=== TASK BRIEF ===
Below are records to be output exactly, every one of them.

(Records about charts and figures)
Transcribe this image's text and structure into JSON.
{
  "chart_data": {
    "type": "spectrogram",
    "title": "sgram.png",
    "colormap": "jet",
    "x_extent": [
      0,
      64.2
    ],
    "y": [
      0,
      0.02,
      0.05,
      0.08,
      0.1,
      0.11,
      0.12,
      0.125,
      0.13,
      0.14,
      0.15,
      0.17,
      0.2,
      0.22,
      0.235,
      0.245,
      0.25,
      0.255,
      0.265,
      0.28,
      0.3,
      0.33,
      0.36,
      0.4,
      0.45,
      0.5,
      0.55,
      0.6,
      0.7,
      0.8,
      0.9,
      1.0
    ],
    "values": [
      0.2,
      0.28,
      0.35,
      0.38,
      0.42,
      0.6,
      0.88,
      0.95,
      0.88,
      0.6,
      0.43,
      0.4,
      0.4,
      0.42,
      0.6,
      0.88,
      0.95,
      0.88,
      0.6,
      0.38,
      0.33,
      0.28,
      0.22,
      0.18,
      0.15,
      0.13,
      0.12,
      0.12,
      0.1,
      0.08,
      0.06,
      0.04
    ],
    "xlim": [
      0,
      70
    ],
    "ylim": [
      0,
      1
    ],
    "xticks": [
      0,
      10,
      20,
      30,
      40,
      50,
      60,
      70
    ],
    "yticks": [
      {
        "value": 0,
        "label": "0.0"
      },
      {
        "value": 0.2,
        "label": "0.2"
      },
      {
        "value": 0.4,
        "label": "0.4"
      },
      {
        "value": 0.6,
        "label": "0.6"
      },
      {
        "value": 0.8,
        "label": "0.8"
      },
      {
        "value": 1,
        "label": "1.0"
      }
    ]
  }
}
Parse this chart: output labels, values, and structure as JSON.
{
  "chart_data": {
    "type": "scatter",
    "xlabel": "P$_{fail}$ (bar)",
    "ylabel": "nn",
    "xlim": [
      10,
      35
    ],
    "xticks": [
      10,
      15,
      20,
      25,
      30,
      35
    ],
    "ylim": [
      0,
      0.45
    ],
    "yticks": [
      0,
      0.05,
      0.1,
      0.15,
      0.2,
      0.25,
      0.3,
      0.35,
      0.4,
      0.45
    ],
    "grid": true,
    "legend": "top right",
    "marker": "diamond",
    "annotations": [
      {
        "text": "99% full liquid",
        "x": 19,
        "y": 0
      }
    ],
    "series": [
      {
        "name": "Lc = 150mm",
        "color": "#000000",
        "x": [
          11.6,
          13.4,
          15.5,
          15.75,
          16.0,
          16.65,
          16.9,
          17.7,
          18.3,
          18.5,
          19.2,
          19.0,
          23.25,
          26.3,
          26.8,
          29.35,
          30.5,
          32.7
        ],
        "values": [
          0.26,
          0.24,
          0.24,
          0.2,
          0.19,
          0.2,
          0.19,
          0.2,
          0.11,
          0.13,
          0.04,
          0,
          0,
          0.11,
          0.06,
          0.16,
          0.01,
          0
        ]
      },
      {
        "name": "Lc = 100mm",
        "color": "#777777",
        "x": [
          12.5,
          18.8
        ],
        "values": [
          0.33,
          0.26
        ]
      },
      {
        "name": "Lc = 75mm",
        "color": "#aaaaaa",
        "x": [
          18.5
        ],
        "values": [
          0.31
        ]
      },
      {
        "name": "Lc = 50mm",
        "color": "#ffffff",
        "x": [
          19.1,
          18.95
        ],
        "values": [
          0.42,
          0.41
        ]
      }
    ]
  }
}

=== THE REPLY ===
Transcribe this image's text and structure into JSON.
{
  "chart_data": {
    "type": "spectrogram",
    "title": "sgram.png",
    "colormap": "jet",
    "x_extent": [
      0,
      64.2
    ],
    "y": [
      0,
      0.02,
      0.05,
      0.08,
      0.1,
      0.11,
      0.12,
      0.125,
      0.13,
      0.14,
      0.15,
      0.17,
      0.2,
      0.22,
      0.235,
      0.245,
      0.25,
      0.255,
      0.265,
      0.28,
      0.3,
      0.33,
      0.36,
      0.4,
      0.45,
      0.5,
      0.55,
      0.6,
      0.7,
      0.8,
      0.9,
      1.0
    ],
    "values": [
      0.2,
      0.28,
      0.35,
      0.38,
      0.42,
      0.6,
      0.88,
      0.95,
      0.88,
      0.6,
      0.43,
      0.4,
      0.4,
      0.42,
      0.6,
      0.88,
      0.95,
      0.88,
      0.6,
      0.38,
      0.33,
      0.28,
      0.22,
      0.18,
      0.15,
      0.13,
      0.12,
      0.12,
      0.1,
      0.08,
      0.06,
      0.04
    ],
    "xlim": [
      0,
      70
    ],
    "ylim": [
      0,
      1
    ],
    "xticks": [
      0,
      10,
      20,
      30,
      40,
      50,
      60,
      70
    ],
    "yticks": [
      {
        "value": 0,
        "label": "0.0"
      },
      {
        "value": 0.2,
        "label": "0.2"
      },
      {
        "value": 0.4,
        "label": "0.4"
      },
      {
        "value": 0.6,
        "label": "0.6"
      },
      {
        "value": 0.8,
        "label": "0.8"
      },
      {
        "value": 1,
        "label": "1.0"
      }
    ]
  }
}
Parse this chart: output labels, values, and structure as JSON.
{
  "chart_data": {
    "type": "scatter",
    "xlabel": "P$_{fail}$ (bar)",
    "ylabel": "nn",
    "xlim": [
      10,
      35
    ],
    "xticks": [
      10,
      15,
      20,
      25,
      30,
      35
    ],
    "ylim": [
      0,
      0.45
    ],
    "yticks": [
      0,
      0.05,
      0.1,
      0.15,
      0.2,
      0.25,
      0.3,
      0.35,
      0.4,
      0.45
    ],
    "grid": true,
    "legend": "top right",
    "marker": "diamond",
    "annotations": [
      {
        "text": "99% full liquid",
        "x": 19,
        "y": 0
      }
    ],
    "series": [
      {
        "name": "Lc = 150mm",
        "color": "#000000",
        "x": [
          11.6,
          13.4,
          15.5,
          15.75,
          16.0,
          16.65,
          16.9,
          17.7,
          18.3,
          18.5,
          19.2,
          19.0,
          23.25,
          26.3,
          26.8,
          29.35,
          30.5,
          32.7
        ],
        "values": [
          0.26,
          0.24,
          0.24,
          0.2,
          0.19,
          0.2,
          0.19,
          0.2,
          0.11,
          0.13,
          0.04,
          0,
          0,
          0.11,
          0.06,
          0.16,
          0.01,
          0
        ]
      },
      {
        "name": "Lc = 100mm",
        "color": "#777777",
        "x": [
          12.5,
          18.8
        ],
        "values": [
          0.33,
          0.26
        ]
      },
      {
        "name": "Lc = 75mm",
        "color": "#aaaaaa",
        "x": [
          18.5
        ],
        "values": [
          0.31
        ]
      },
      {
        "name": "Lc = 50mm",
        "color": "#ffffff",
        "x": [
          19.1,
          18.95
        ],
        "values": [
          0.42,
          0.41
        ]
      }
    ]
  }
}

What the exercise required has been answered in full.